» **Objective**: Write out all records as given; omit images.

◆ ◆ ◆ ◆

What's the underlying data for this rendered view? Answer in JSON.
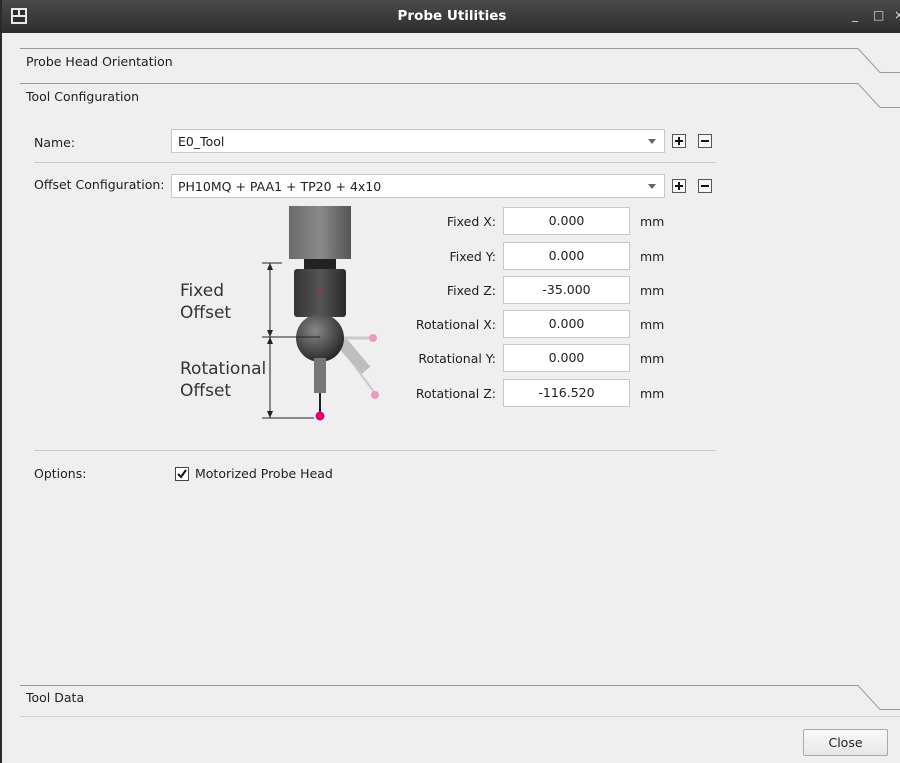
{
  "window": {
    "title": "Probe Utilities",
    "controls": {
      "minimize": "_",
      "maximize": "□",
      "close": "×"
    }
  },
  "sections": {
    "probe_head_orientation": "Probe Head Orientation",
    "tool_configuration": "Tool Configuration",
    "tool_data": "Tool Data"
  },
  "tool": {
    "name_label": "Name:",
    "name_value": "E0_Tool",
    "offset_label": "Offset Configuration:",
    "offset_value": "PH10MQ + PAA1 + TP20 + 4x10"
  },
  "diagram": {
    "fixed_line1": "Fixed",
    "fixed_line2": "Offset",
    "rot_line1": "Rotational",
    "rot_line2": "Offset"
  },
  "offsets": [
    {
      "label": "Fixed X:",
      "value": "0.000",
      "unit": "mm"
    },
    {
      "label": "Fixed Y:",
      "value": "0.000",
      "unit": "mm"
    },
    {
      "label": "Fixed Z:",
      "value": "-35.000",
      "unit": "mm"
    },
    {
      "label": "Rotational X:",
      "value": "0.000",
      "unit": "mm"
    },
    {
      "label": "Rotational Y:",
      "value": "0.000",
      "unit": "mm"
    },
    {
      "label": "Rotational Z:",
      "value": "-116.520",
      "unit": "mm"
    }
  ],
  "options": {
    "label": "Options:",
    "motorized_label": "Motorized Probe Head",
    "motorized_checked": true
  },
  "footer": {
    "close_label": "Close"
  },
  "icons": {
    "app": "app-icon",
    "add": "plus-icon",
    "remove": "minus-icon",
    "dropdown": "chevron-down-icon",
    "check": "check-icon"
  },
  "colors": {
    "titlebar": "#3a3a3a",
    "probe_tip": "#e8006f",
    "probe_tip_ghost": "#f0a0c0"
  }
}
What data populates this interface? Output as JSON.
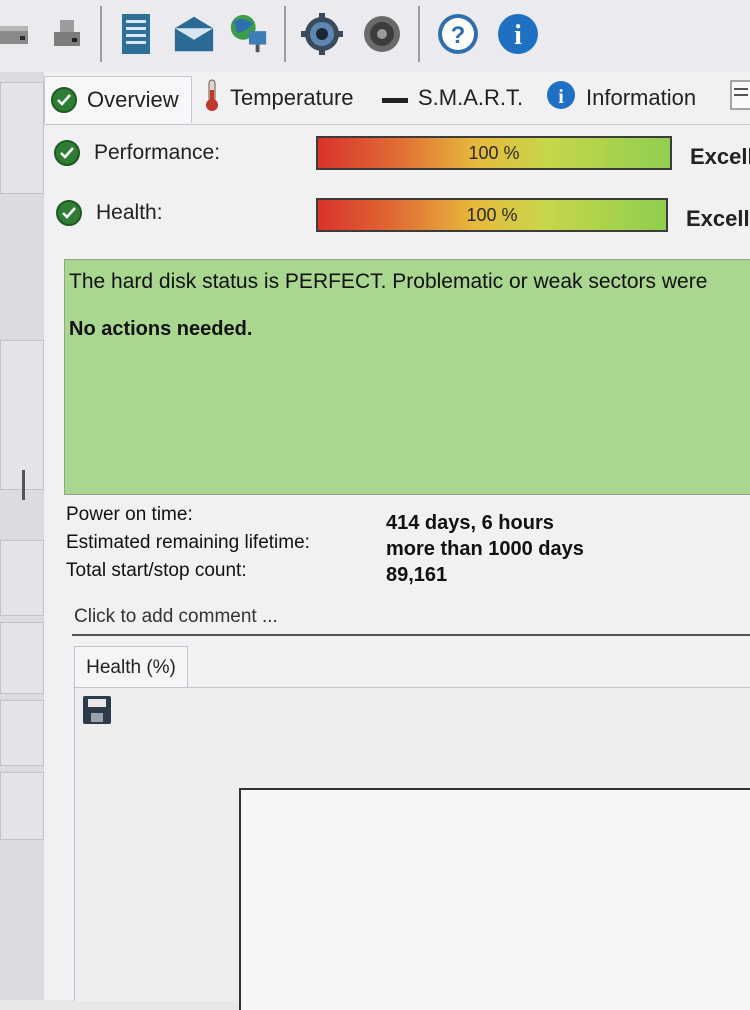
{
  "toolbar": {
    "icons": [
      "drive-icon",
      "drive-small-icon",
      "notepad-icon",
      "mail-icon",
      "network-globe-icon",
      "settings-gear-icon",
      "speaker-icon",
      "help-icon",
      "info-icon"
    ]
  },
  "tabs": [
    {
      "label": "Overview",
      "icon": "check-icon"
    },
    {
      "label": "Temperature",
      "icon": "thermometer-icon"
    },
    {
      "label": "S.M.A.R.T.",
      "icon": "dash-icon"
    },
    {
      "label": "Information",
      "icon": "info-icon"
    }
  ],
  "performance": {
    "label": "Performance:",
    "value": "100 %",
    "percent": 100,
    "rating": "Excell"
  },
  "health": {
    "label": "Health:",
    "value": "100 %",
    "percent": 100,
    "rating": "Excell"
  },
  "status": {
    "line1": "The hard disk status is PERFECT. Problematic or weak sectors were",
    "line2": "No actions needed.",
    "color": "#a9d790"
  },
  "stats": [
    {
      "label": "Power on time:",
      "value": "414 days, 6 hours"
    },
    {
      "label": "Estimated remaining lifetime:",
      "value": "more than 1000 days"
    },
    {
      "label": "Total start/stop count:",
      "value": "89,161"
    }
  ],
  "comment_placeholder": "Click to add comment ...",
  "health_tab": "Health (%)"
}
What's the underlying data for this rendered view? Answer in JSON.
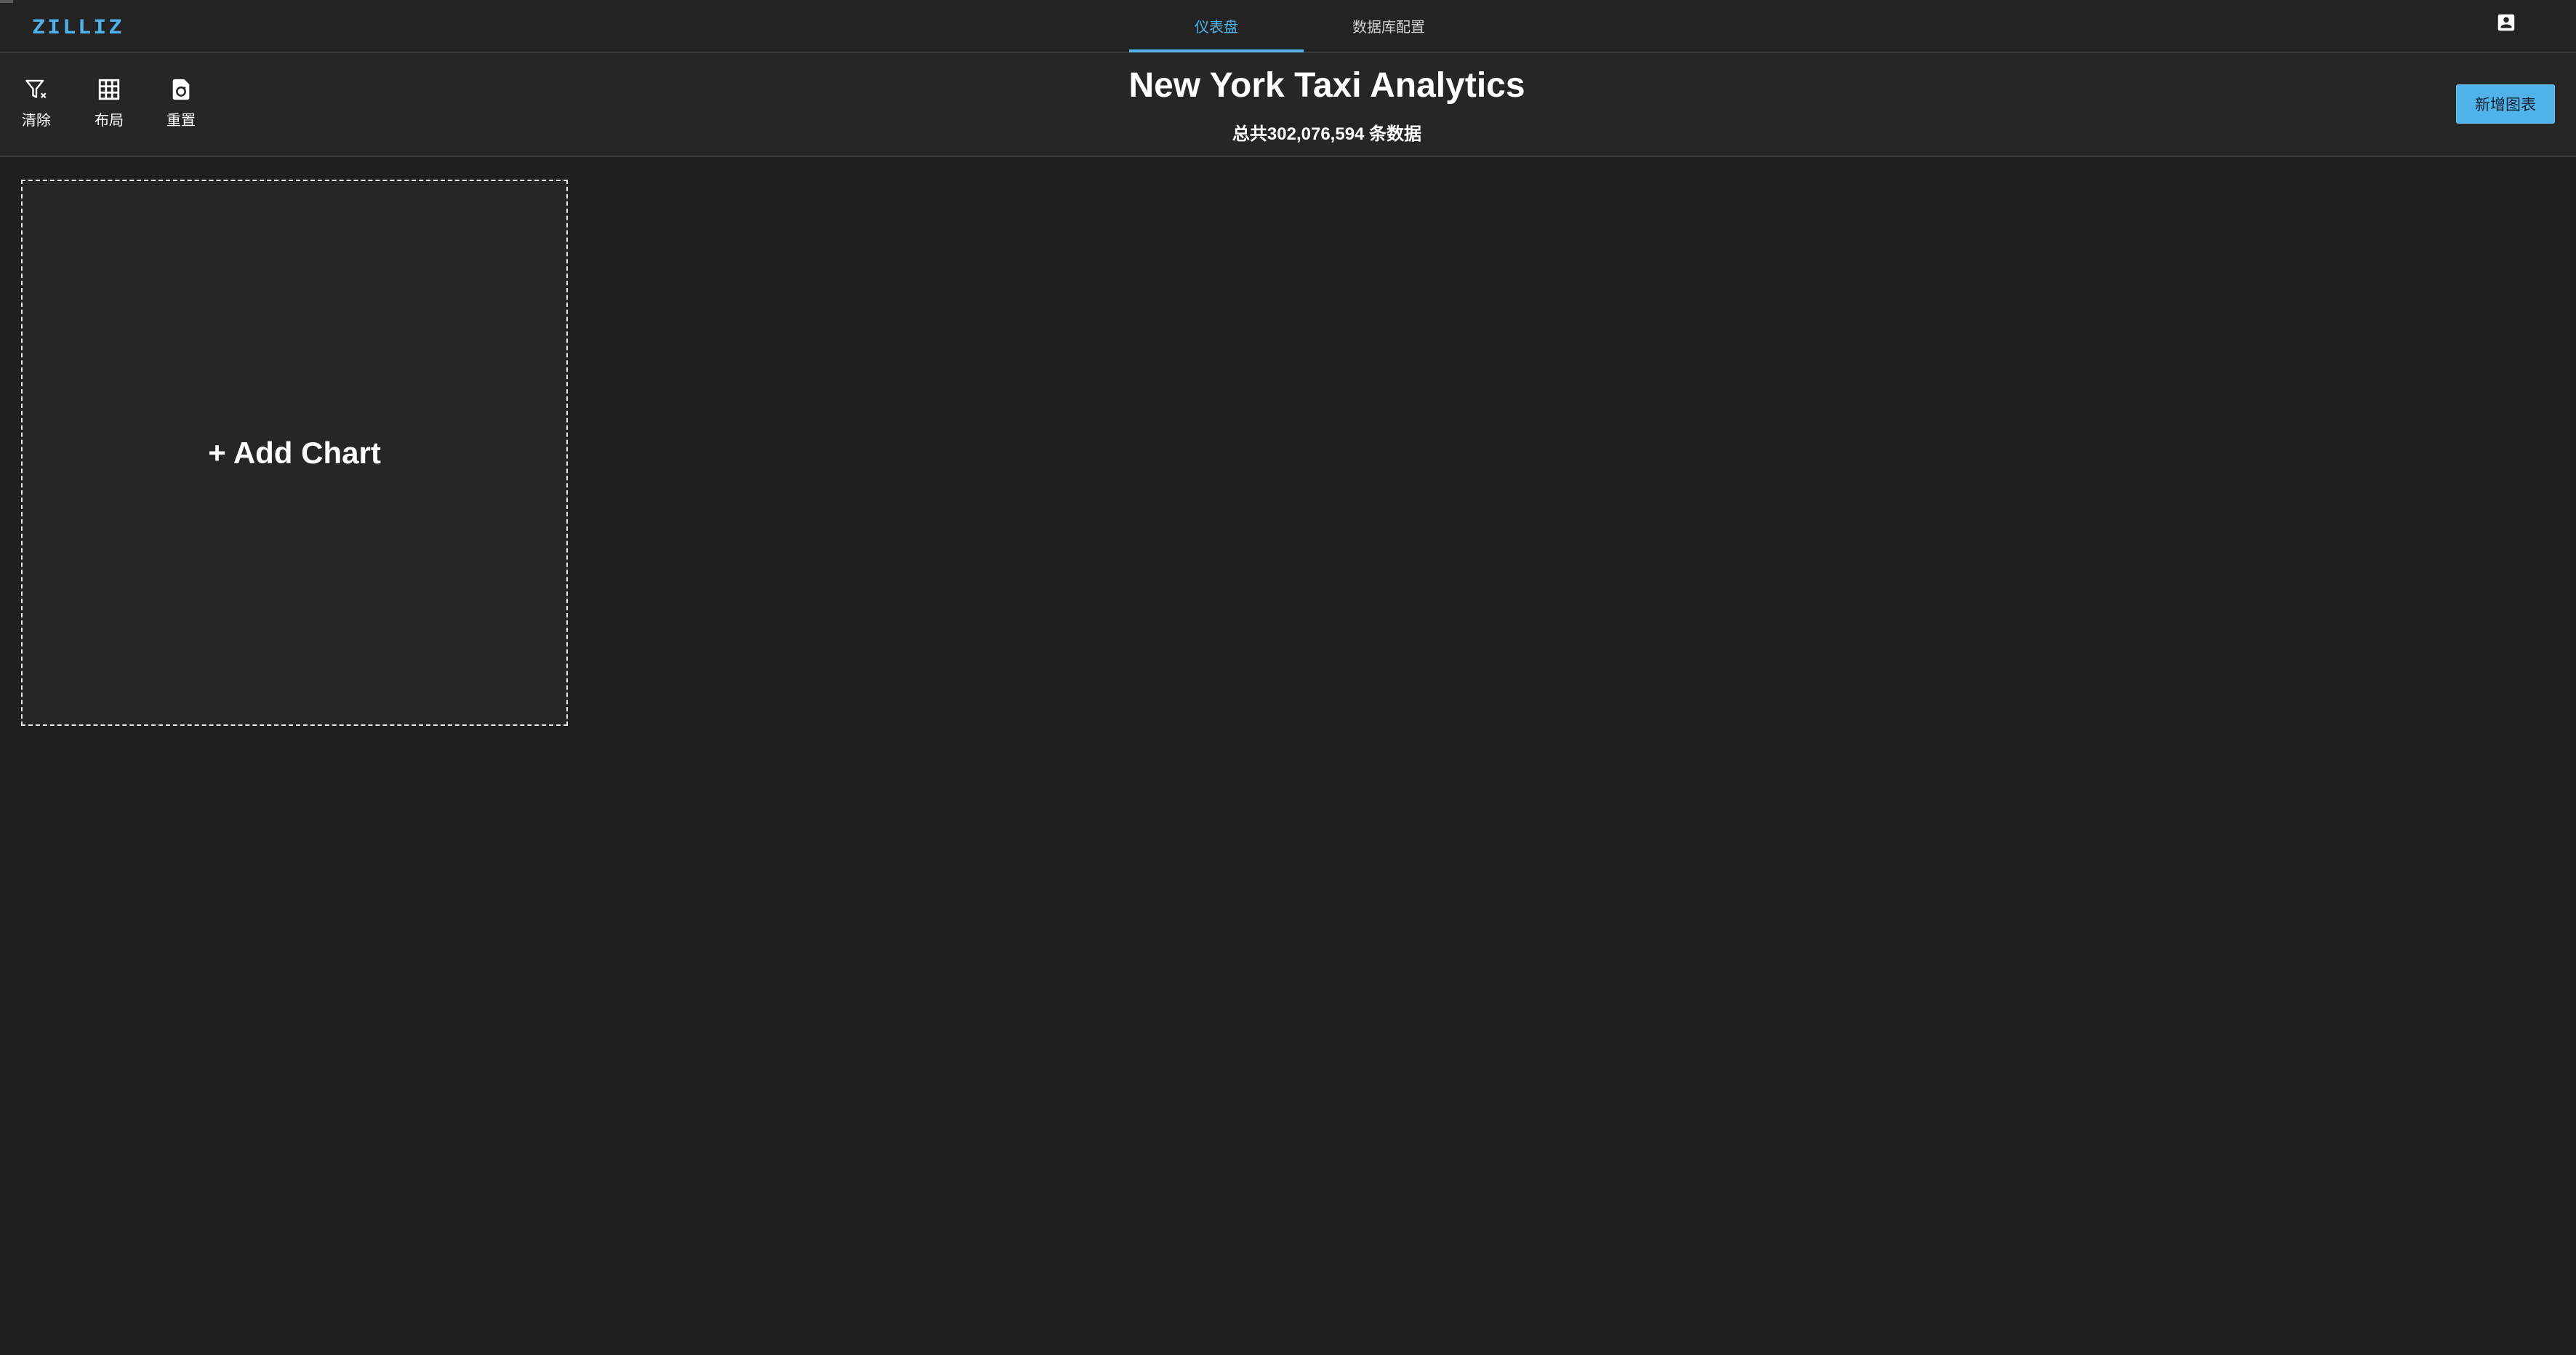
{
  "nav": {
    "logo": "ZILLIZ",
    "tabs": [
      {
        "label": "仪表盘",
        "active": true
      },
      {
        "label": "数据库配置",
        "active": false
      }
    ],
    "account_icon": "account-box-icon"
  },
  "toolbar": {
    "tools": [
      {
        "label": "清除",
        "icon": "filter-clear-icon"
      },
      {
        "label": "布局",
        "icon": "grid-icon"
      },
      {
        "label": "重置",
        "icon": "file-reset-icon"
      }
    ],
    "add_chart_button": "新增图表"
  },
  "header": {
    "title": "New York Taxi Analytics",
    "record_count": "总共302,076,594 条数据"
  },
  "main": {
    "add_chart_card_label": "+ Add Chart"
  },
  "colors": {
    "accent": "#4fb3ea",
    "background": "#1f1f1f",
    "panel": "#262626"
  }
}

◆ ◆ ◆ ◆

» **Exercise answer**:
What's the underlying data for this rendered view? Answer in JSON.
{
  "window": {
    "title": "Probe Utilities",
    "controls": {
      "minimize": "_",
      "maximize": "□",
      "close": "×"
    }
  },
  "sections": {
    "probe_head_orientation": "Probe Head Orientation",
    "tool_configuration": "Tool Configuration",
    "tool_data": "Tool Data"
  },
  "tool": {
    "name_label": "Name:",
    "name_value": "E0_Tool",
    "offset_label": "Offset Configuration:",
    "offset_value": "PH10MQ + PAA1 + TP20 + 4x10"
  },
  "diagram": {
    "fixed_line1": "Fixed",
    "fixed_line2": "Offset",
    "rot_line1": "Rotational",
    "rot_line2": "Offset"
  },
  "offsets": [
    {
      "label": "Fixed X:",
      "value": "0.000",
      "unit": "mm"
    },
    {
      "label": "Fixed Y:",
      "value": "0.000",
      "unit": "mm"
    },
    {
      "label": "Fixed Z:",
      "value": "-35.000",
      "unit": "mm"
    },
    {
      "label": "Rotational X:",
      "value": "0.000",
      "unit": "mm"
    },
    {
      "label": "Rotational Y:",
      "value": "0.000",
      "unit": "mm"
    },
    {
      "label": "Rotational Z:",
      "value": "-116.520",
      "unit": "mm"
    }
  ],
  "options": {
    "label": "Options:",
    "motorized_label": "Motorized Probe Head",
    "motorized_checked": true
  },
  "footer": {
    "close_label": "Close"
  },
  "icons": {
    "app": "app-icon",
    "add": "plus-icon",
    "remove": "minus-icon",
    "dropdown": "chevron-down-icon",
    "check": "check-icon"
  },
  "colors": {
    "titlebar": "#3a3a3a",
    "probe_tip": "#e8006f",
    "probe_tip_ghost": "#f0a0c0"
  }
}
What data populates this interface? Output as JSON.
{
  "toolbar": {
    "icons": [
      "drive-icon",
      "drive-small-icon",
      "notepad-icon",
      "mail-icon",
      "network-globe-icon",
      "settings-gear-icon",
      "speaker-icon",
      "help-icon",
      "info-icon"
    ]
  },
  "tabs": [
    {
      "label": "Overview",
      "icon": "check-icon"
    },
    {
      "label": "Temperature",
      "icon": "thermometer-icon"
    },
    {
      "label": "S.M.A.R.T.",
      "icon": "dash-icon"
    },
    {
      "label": "Information",
      "icon": "info-icon"
    }
  ],
  "performance": {
    "label": "Performance:",
    "value": "100 %",
    "percent": 100,
    "rating": "Excell"
  },
  "health": {
    "label": "Health:",
    "value": "100 %",
    "percent": 100,
    "rating": "Excell"
  },
  "status": {
    "line1": "The hard disk status is PERFECT. Problematic or weak sectors were",
    "line2": "No actions needed.",
    "color": "#a9d790"
  },
  "stats": [
    {
      "label": "Power on time:",
      "value": "414 days, 6 hours"
    },
    {
      "label": "Estimated remaining lifetime:",
      "value": "more than 1000 days"
    },
    {
      "label": "Total start/stop count:",
      "value": "89,161"
    }
  ],
  "comment_placeholder": "Click to add comment ...",
  "health_tab": "Health (%)"
}
What's the underlying data for this rendered view? Answer in JSON.
{
  "nav": {
    "logo": "ZILLIZ",
    "tabs": [
      {
        "label": "仪表盘",
        "active": true
      },
      {
        "label": "数据库配置",
        "active": false
      }
    ],
    "account_icon": "account-box-icon"
  },
  "toolbar": {
    "tools": [
      {
        "label": "清除",
        "icon": "filter-clear-icon"
      },
      {
        "label": "布局",
        "icon": "grid-icon"
      },
      {
        "label": "重置",
        "icon": "file-reset-icon"
      }
    ],
    "add_chart_button": "新增图表"
  },
  "header": {
    "title": "New York Taxi Analytics",
    "record_count": "总共302,076,594 条数据"
  },
  "main": {
    "add_chart_card_label": "+ Add Chart"
  },
  "colors": {
    "accent": "#4fb3ea",
    "background": "#1f1f1f",
    "panel": "#262626"
  }
}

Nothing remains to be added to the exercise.